BRIEF: Copy out the material below in full, but not its images.

(Data items)
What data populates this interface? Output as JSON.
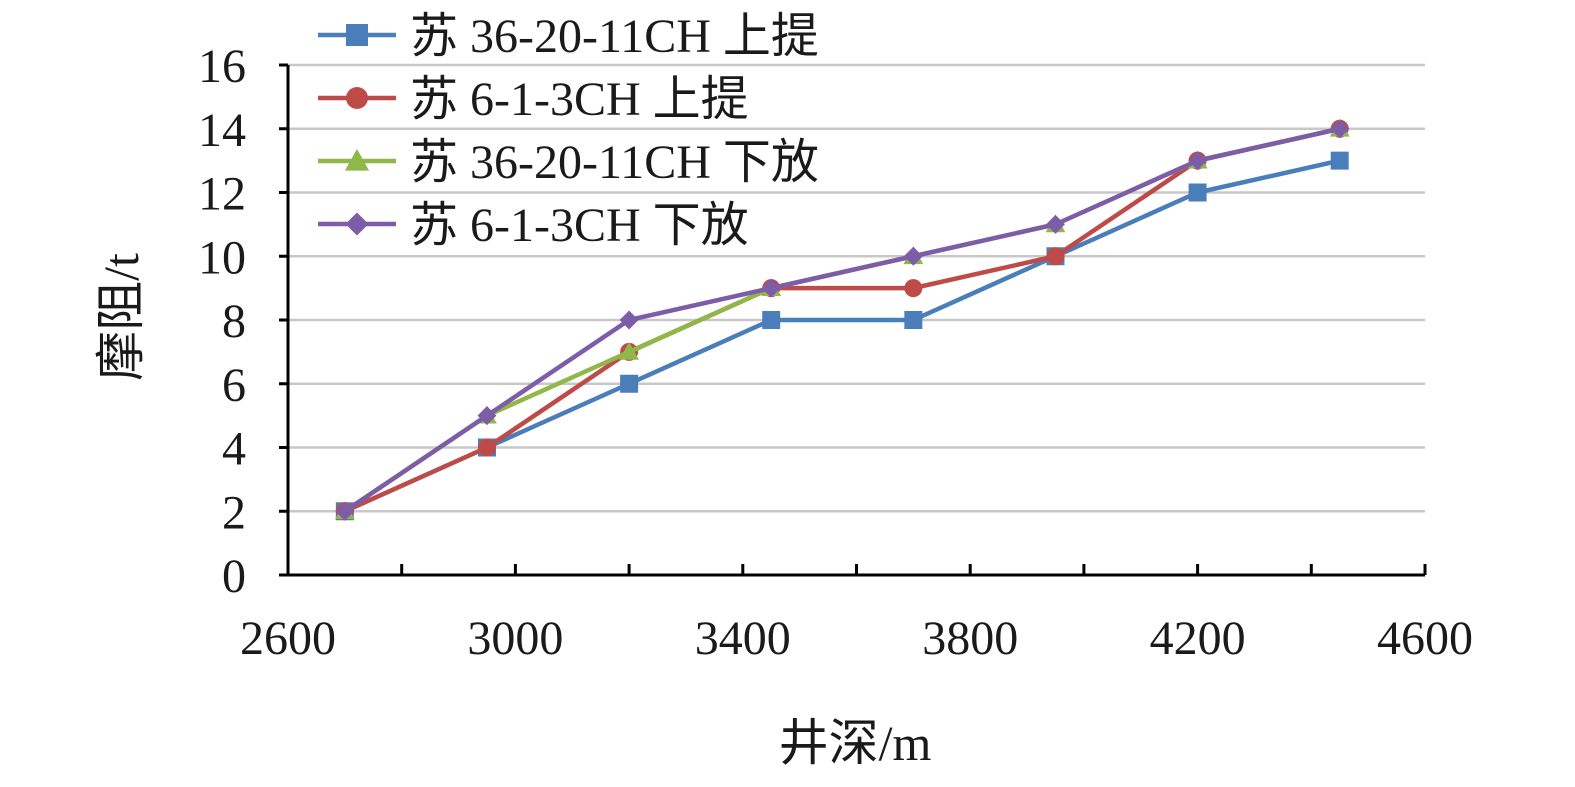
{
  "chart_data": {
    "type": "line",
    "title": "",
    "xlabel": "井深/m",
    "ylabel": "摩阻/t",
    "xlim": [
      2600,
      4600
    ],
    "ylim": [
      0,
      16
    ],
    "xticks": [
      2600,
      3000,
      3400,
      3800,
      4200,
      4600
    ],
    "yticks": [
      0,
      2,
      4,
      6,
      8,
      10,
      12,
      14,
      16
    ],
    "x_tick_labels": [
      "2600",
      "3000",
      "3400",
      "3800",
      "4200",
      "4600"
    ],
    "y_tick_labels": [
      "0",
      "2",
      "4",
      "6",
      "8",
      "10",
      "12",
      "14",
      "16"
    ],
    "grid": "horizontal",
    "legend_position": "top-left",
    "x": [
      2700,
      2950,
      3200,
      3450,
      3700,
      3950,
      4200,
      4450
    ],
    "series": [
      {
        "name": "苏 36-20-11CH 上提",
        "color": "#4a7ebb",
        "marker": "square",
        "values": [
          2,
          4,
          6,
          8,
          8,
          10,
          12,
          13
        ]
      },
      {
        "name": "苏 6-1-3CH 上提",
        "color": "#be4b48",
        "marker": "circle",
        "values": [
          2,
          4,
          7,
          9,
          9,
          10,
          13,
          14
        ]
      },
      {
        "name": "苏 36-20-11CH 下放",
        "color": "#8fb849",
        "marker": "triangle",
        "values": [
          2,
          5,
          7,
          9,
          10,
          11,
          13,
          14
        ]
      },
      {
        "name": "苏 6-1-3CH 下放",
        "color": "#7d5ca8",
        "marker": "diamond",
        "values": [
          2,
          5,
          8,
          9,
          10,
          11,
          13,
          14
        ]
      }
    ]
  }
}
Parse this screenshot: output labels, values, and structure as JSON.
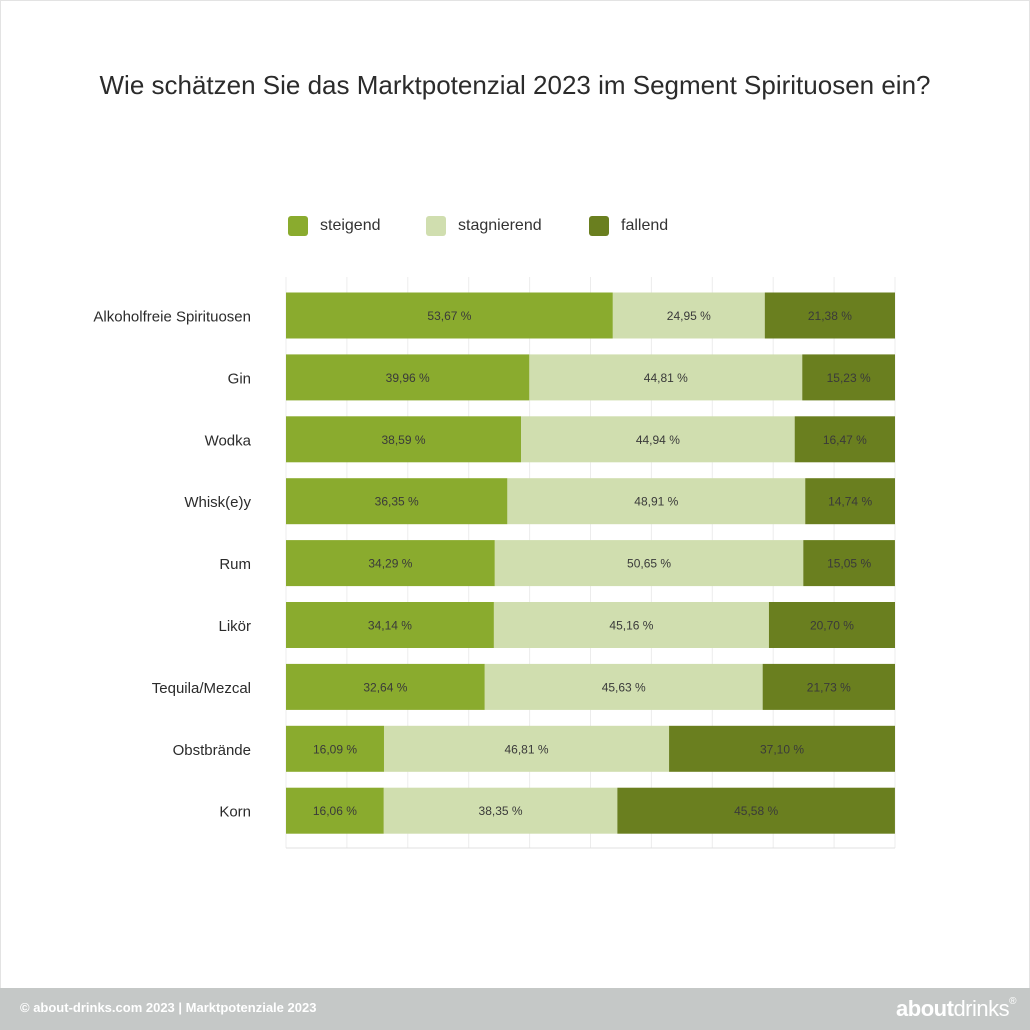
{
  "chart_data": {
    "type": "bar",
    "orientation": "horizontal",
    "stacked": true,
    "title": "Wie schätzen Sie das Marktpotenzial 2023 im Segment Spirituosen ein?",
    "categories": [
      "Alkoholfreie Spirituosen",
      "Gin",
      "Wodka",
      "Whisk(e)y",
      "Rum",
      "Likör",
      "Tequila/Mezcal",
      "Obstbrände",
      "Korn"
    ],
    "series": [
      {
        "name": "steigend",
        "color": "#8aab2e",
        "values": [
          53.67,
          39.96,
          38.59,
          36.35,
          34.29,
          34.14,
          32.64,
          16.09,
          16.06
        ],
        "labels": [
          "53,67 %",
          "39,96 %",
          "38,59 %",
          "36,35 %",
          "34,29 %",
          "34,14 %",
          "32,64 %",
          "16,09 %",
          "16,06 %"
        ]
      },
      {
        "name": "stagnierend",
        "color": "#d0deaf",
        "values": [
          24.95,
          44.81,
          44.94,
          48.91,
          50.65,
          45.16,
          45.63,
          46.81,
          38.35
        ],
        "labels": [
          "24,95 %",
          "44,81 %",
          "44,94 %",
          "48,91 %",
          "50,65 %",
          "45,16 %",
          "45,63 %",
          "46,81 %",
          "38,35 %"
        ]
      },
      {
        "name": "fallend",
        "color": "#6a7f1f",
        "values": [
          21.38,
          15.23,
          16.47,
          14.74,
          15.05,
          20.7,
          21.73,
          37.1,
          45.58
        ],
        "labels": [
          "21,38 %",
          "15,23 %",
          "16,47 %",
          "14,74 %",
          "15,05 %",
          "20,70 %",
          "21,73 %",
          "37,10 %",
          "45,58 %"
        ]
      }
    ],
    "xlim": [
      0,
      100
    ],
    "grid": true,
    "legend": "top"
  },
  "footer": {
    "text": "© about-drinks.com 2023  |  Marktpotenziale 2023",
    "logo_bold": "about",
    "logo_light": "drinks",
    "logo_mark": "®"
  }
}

WRITTEN ANSWER:
What data populates this interface? Output as JSON.
{
  "chart_data": {
    "type": "line",
    "title": "",
    "xlabel": "井深/m",
    "ylabel": "摩阻/t",
    "xlim": [
      2600,
      4600
    ],
    "ylim": [
      0,
      16
    ],
    "xticks": [
      2600,
      3000,
      3400,
      3800,
      4200,
      4600
    ],
    "yticks": [
      0,
      2,
      4,
      6,
      8,
      10,
      12,
      14,
      16
    ],
    "x_tick_labels": [
      "2600",
      "3000",
      "3400",
      "3800",
      "4200",
      "4600"
    ],
    "y_tick_labels": [
      "0",
      "2",
      "4",
      "6",
      "8",
      "10",
      "12",
      "14",
      "16"
    ],
    "grid": "horizontal",
    "legend_position": "top-left",
    "x": [
      2700,
      2950,
      3200,
      3450,
      3700,
      3950,
      4200,
      4450
    ],
    "series": [
      {
        "name": "苏 36-20-11CH 上提",
        "color": "#4a7ebb",
        "marker": "square",
        "values": [
          2,
          4,
          6,
          8,
          8,
          10,
          12,
          13
        ]
      },
      {
        "name": "苏 6-1-3CH 上提",
        "color": "#be4b48",
        "marker": "circle",
        "values": [
          2,
          4,
          7,
          9,
          9,
          10,
          13,
          14
        ]
      },
      {
        "name": "苏 36-20-11CH 下放",
        "color": "#8fb849",
        "marker": "triangle",
        "values": [
          2,
          5,
          7,
          9,
          10,
          11,
          13,
          14
        ]
      },
      {
        "name": "苏 6-1-3CH 下放",
        "color": "#7d5ca8",
        "marker": "diamond",
        "values": [
          2,
          5,
          8,
          9,
          10,
          11,
          13,
          14
        ]
      }
    ]
  }
}
Parse this screenshot: output labels, values, and structure as JSON.
{
  "chart_data": {
    "type": "bar",
    "orientation": "horizontal",
    "stacked": true,
    "title": "Wie schätzen Sie das Marktpotenzial 2023 im Segment Spirituosen ein?",
    "categories": [
      "Alkoholfreie Spirituosen",
      "Gin",
      "Wodka",
      "Whisk(e)y",
      "Rum",
      "Likör",
      "Tequila/Mezcal",
      "Obstbrände",
      "Korn"
    ],
    "series": [
      {
        "name": "steigend",
        "color": "#8aab2e",
        "values": [
          53.67,
          39.96,
          38.59,
          36.35,
          34.29,
          34.14,
          32.64,
          16.09,
          16.06
        ],
        "labels": [
          "53,67 %",
          "39,96 %",
          "38,59 %",
          "36,35 %",
          "34,29 %",
          "34,14 %",
          "32,64 %",
          "16,09 %",
          "16,06 %"
        ]
      },
      {
        "name": "stagnierend",
        "color": "#d0deaf",
        "values": [
          24.95,
          44.81,
          44.94,
          48.91,
          50.65,
          45.16,
          45.63,
          46.81,
          38.35
        ],
        "labels": [
          "24,95 %",
          "44,81 %",
          "44,94 %",
          "48,91 %",
          "50,65 %",
          "45,16 %",
          "45,63 %",
          "46,81 %",
          "38,35 %"
        ]
      },
      {
        "name": "fallend",
        "color": "#6a7f1f",
        "values": [
          21.38,
          15.23,
          16.47,
          14.74,
          15.05,
          20.7,
          21.73,
          37.1,
          45.58
        ],
        "labels": [
          "21,38 %",
          "15,23 %",
          "16,47 %",
          "14,74 %",
          "15,05 %",
          "20,70 %",
          "21,73 %",
          "37,10 %",
          "45,58 %"
        ]
      }
    ],
    "xlim": [
      0,
      100
    ],
    "grid": true,
    "legend": "top"
  },
  "footer": {
    "text": "© about-drinks.com 2023  |  Marktpotenziale 2023",
    "logo_bold": "about",
    "logo_light": "drinks",
    "logo_mark": "®"
  }
}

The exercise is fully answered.